╭─ Provided records
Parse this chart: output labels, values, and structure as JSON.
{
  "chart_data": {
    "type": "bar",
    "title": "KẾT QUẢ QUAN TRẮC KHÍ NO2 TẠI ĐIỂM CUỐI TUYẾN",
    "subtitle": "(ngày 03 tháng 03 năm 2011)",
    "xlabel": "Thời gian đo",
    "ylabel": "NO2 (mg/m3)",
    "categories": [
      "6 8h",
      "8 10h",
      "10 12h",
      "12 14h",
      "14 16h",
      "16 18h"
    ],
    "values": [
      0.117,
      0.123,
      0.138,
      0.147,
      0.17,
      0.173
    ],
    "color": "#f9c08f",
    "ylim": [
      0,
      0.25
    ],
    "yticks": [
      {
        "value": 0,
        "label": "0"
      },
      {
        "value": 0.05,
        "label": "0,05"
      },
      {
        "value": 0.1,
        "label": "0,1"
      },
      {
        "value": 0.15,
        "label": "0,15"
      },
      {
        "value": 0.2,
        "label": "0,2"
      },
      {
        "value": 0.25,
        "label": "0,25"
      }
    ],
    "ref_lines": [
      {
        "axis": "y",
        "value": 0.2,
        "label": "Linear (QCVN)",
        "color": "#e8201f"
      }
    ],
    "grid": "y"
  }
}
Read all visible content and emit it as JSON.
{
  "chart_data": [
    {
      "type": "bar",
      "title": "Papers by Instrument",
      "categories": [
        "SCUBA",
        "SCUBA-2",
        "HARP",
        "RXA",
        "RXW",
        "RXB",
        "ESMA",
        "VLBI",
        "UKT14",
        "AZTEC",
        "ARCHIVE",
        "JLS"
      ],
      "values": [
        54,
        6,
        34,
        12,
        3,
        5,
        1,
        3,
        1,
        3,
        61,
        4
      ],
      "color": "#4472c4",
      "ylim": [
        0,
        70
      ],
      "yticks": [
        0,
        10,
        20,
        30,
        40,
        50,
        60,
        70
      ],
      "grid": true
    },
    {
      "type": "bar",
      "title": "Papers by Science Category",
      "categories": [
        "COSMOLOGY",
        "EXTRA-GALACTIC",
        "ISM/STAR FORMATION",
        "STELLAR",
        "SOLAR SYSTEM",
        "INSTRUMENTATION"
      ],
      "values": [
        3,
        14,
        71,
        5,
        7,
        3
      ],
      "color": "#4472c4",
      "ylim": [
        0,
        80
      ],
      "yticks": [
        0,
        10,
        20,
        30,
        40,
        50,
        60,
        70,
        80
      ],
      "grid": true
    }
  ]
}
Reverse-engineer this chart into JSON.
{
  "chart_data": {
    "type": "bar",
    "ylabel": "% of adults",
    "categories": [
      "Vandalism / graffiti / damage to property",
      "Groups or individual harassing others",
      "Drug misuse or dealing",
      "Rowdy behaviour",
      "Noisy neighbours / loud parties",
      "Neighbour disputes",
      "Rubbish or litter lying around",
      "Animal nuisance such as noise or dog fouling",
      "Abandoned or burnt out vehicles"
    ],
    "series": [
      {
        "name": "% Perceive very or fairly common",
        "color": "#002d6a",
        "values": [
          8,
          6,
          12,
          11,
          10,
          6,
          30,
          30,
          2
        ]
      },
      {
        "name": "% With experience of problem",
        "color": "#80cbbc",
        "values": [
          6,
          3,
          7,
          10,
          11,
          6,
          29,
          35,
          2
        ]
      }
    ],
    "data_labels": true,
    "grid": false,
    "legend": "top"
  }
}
╰─
* [Stated goal] Copy the records above exactly.

* [Response to this task]
Parse this chart: output labels, values, and structure as JSON.
{
  "chart_data": {
    "type": "bar",
    "title": "KẾT QUẢ QUAN TRẮC KHÍ NO2 TẠI ĐIỂM CUỐI TUYẾN",
    "subtitle": "(ngày 03 tháng 03 năm 2011)",
    "xlabel": "Thời gian đo",
    "ylabel": "NO2 (mg/m3)",
    "categories": [
      "6 8h",
      "8 10h",
      "10 12h",
      "12 14h",
      "14 16h",
      "16 18h"
    ],
    "values": [
      0.117,
      0.123,
      0.138,
      0.147,
      0.17,
      0.173
    ],
    "color": "#f9c08f",
    "ylim": [
      0,
      0.25
    ],
    "yticks": [
      {
        "value": 0,
        "label": "0"
      },
      {
        "value": 0.05,
        "label": "0,05"
      },
      {
        "value": 0.1,
        "label": "0,1"
      },
      {
        "value": 0.15,
        "label": "0,15"
      },
      {
        "value": 0.2,
        "label": "0,2"
      },
      {
        "value": 0.25,
        "label": "0,25"
      }
    ],
    "ref_lines": [
      {
        "axis": "y",
        "value": 0.2,
        "label": "Linear (QCVN)",
        "color": "#e8201f"
      }
    ],
    "grid": "y"
  }
}
Read all visible content and emit it as JSON.
{
  "chart_data": [
    {
      "type": "bar",
      "title": "Papers by Instrument",
      "categories": [
        "SCUBA",
        "SCUBA-2",
        "HARP",
        "RXA",
        "RXW",
        "RXB",
        "ESMA",
        "VLBI",
        "UKT14",
        "AZTEC",
        "ARCHIVE",
        "JLS"
      ],
      "values": [
        54,
        6,
        34,
        12,
        3,
        5,
        1,
        3,
        1,
        3,
        61,
        4
      ],
      "color": "#4472c4",
      "ylim": [
        0,
        70
      ],
      "yticks": [
        0,
        10,
        20,
        30,
        40,
        50,
        60,
        70
      ],
      "grid": true
    },
    {
      "type": "bar",
      "title": "Papers by Science Category",
      "categories": [
        "COSMOLOGY",
        "EXTRA-GALACTIC",
        "ISM/STAR FORMATION",
        "STELLAR",
        "SOLAR SYSTEM",
        "INSTRUMENTATION"
      ],
      "values": [
        3,
        14,
        71,
        5,
        7,
        3
      ],
      "color": "#4472c4",
      "ylim": [
        0,
        80
      ],
      "yticks": [
        0,
        10,
        20,
        30,
        40,
        50,
        60,
        70,
        80
      ],
      "grid": true
    }
  ]
}
Reverse-engineer this chart into JSON.
{
  "chart_data": {
    "type": "bar",
    "ylabel": "% of adults",
    "categories": [
      "Vandalism / graffiti / damage to property",
      "Groups or individual harassing others",
      "Drug misuse or dealing",
      "Rowdy behaviour",
      "Noisy neighbours / loud parties",
      "Neighbour disputes",
      "Rubbish or litter lying around",
      "Animal nuisance such as noise or dog fouling",
      "Abandoned or burnt out vehicles"
    ],
    "series": [
      {
        "name": "% Perceive very or fairly common",
        "color": "#002d6a",
        "values": [
          8,
          6,
          12,
          11,
          10,
          6,
          30,
          30,
          2
        ]
      },
      {
        "name": "% With experience of problem",
        "color": "#80cbbc",
        "values": [
          6,
          3,
          7,
          10,
          11,
          6,
          29,
          35,
          2
        ]
      }
    ],
    "data_labels": true,
    "grid": false,
    "legend": "top"
  }
}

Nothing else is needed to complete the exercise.